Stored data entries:
=-=-=-=-=

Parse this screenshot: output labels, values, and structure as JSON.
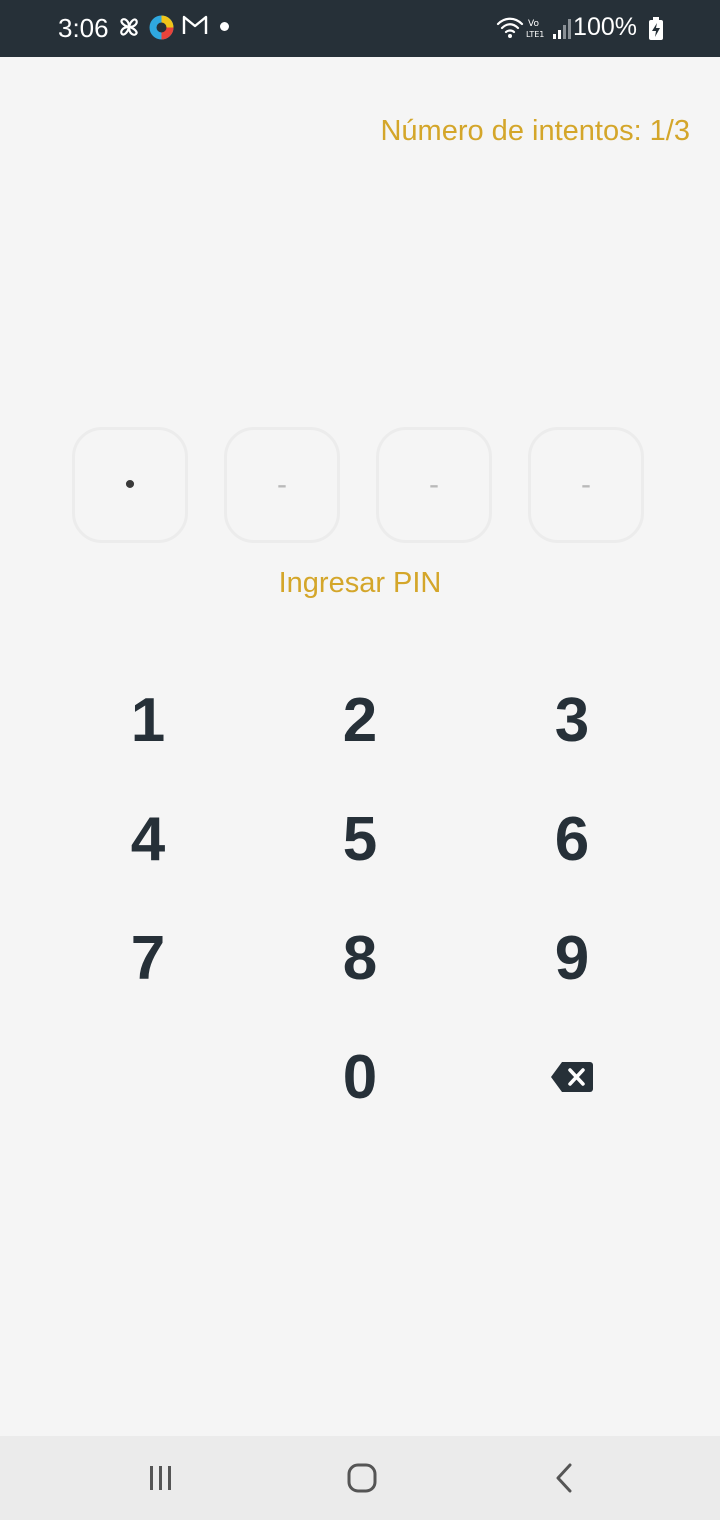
{
  "status_bar": {
    "time": "3:06",
    "battery": "100%",
    "left_icons": [
      "pinwheel-icon",
      "colorful-app-icon",
      "gmail-icon",
      "notification-dot"
    ],
    "right_icons": [
      "wifi-icon",
      "volte-icon",
      "signal-icon",
      "battery-charging-icon"
    ]
  },
  "attempts_label": "Número de intentos: 1/3",
  "pin": {
    "boxes": [
      "•",
      "-",
      "-",
      "-"
    ],
    "filled_count": 1,
    "prompt": "Ingresar PIN"
  },
  "keypad": {
    "keys": [
      "1",
      "2",
      "3",
      "4",
      "5",
      "6",
      "7",
      "8",
      "9",
      "0"
    ],
    "backspace_icon": "backspace-icon"
  },
  "navigation": {
    "recent_icon": "recent-apps-icon",
    "home_icon": "home-icon",
    "back_icon": "back-icon"
  },
  "colors": {
    "status_bar_bg": "#263038",
    "accent": "#d4a62a",
    "key_text": "#263038",
    "background": "#f5f5f5"
  }
}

=-=-=-=-=

In your copy of the listing above, reproduce each line exactly and omit all pictures.

Parse this screenshot: output labels, values, and structure as JSON.
{
  "status_bar": {
    "time": "3:06",
    "battery": "100%",
    "left_icons": [
      "pinwheel-icon",
      "colorful-app-icon",
      "gmail-icon",
      "notification-dot"
    ],
    "right_icons": [
      "wifi-icon",
      "volte-icon",
      "signal-icon",
      "battery-charging-icon"
    ]
  },
  "attempts_label": "Número de intentos: 1/3",
  "pin": {
    "boxes": [
      "•",
      "-",
      "-",
      "-"
    ],
    "filled_count": 1,
    "prompt": "Ingresar PIN"
  },
  "keypad": {
    "keys": [
      "1",
      "2",
      "3",
      "4",
      "5",
      "6",
      "7",
      "8",
      "9",
      "0"
    ],
    "backspace_icon": "backspace-icon"
  },
  "navigation": {
    "recent_icon": "recent-apps-icon",
    "home_icon": "home-icon",
    "back_icon": "back-icon"
  },
  "colors": {
    "status_bar_bg": "#263038",
    "accent": "#d4a62a",
    "key_text": "#263038",
    "background": "#f5f5f5"
  }
}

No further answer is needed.